Nothing but the lines from the one that contains "Read out every word on this page." through the end of the listing should appear, set down exactly.

-- START INPUT FOR THIS TASK --

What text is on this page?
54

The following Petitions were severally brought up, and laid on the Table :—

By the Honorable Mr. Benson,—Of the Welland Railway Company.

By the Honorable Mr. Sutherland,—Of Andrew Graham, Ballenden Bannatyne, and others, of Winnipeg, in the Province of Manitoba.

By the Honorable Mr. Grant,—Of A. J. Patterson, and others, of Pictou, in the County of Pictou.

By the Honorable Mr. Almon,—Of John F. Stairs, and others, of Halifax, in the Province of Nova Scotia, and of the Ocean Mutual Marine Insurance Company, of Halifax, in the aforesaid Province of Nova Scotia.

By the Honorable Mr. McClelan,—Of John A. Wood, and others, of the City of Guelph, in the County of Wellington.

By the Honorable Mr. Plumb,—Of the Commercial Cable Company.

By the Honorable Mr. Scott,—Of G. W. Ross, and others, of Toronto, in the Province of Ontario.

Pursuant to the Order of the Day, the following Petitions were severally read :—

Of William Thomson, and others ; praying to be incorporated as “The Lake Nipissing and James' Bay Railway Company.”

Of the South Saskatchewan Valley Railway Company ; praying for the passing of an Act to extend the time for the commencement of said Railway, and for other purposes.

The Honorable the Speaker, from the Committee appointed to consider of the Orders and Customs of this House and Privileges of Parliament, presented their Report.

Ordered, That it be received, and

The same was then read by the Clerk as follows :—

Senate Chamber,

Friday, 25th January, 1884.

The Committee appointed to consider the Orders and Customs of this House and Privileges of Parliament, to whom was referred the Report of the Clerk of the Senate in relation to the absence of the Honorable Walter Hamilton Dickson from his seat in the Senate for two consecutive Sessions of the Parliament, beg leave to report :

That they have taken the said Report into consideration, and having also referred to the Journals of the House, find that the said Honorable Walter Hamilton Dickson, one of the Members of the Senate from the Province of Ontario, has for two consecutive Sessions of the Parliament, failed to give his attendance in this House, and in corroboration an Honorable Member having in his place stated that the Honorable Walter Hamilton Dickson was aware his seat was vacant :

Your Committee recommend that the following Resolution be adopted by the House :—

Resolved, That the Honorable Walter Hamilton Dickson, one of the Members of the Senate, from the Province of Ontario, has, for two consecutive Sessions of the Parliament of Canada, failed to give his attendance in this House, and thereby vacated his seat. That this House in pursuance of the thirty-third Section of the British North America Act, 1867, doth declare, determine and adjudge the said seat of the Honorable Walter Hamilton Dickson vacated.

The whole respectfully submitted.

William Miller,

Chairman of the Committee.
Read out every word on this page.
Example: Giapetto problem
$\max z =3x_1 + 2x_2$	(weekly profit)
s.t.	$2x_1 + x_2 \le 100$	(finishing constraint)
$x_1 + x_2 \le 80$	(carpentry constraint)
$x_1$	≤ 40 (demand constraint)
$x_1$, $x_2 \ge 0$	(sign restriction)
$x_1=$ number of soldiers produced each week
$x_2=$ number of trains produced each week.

-- END INPUT FOR THIS TASK --

[FINISHED TASK]
Read out every word on this page.
Example: Giapetto problem
$\max z =3x_1 + 2x_2$	(weekly profit)
s.t.	$2x_1 + x_2 \le 100$	(finishing constraint)
$x_1 + x_2 \le 80$	(carpentry constraint)
$x_1$	≤ 40 (demand constraint)
$x_1$, $x_2 \ge 0$	(sign restriction)
$x_1=$ number of soldiers produced each week
$x_2=$ number of trains produced each week.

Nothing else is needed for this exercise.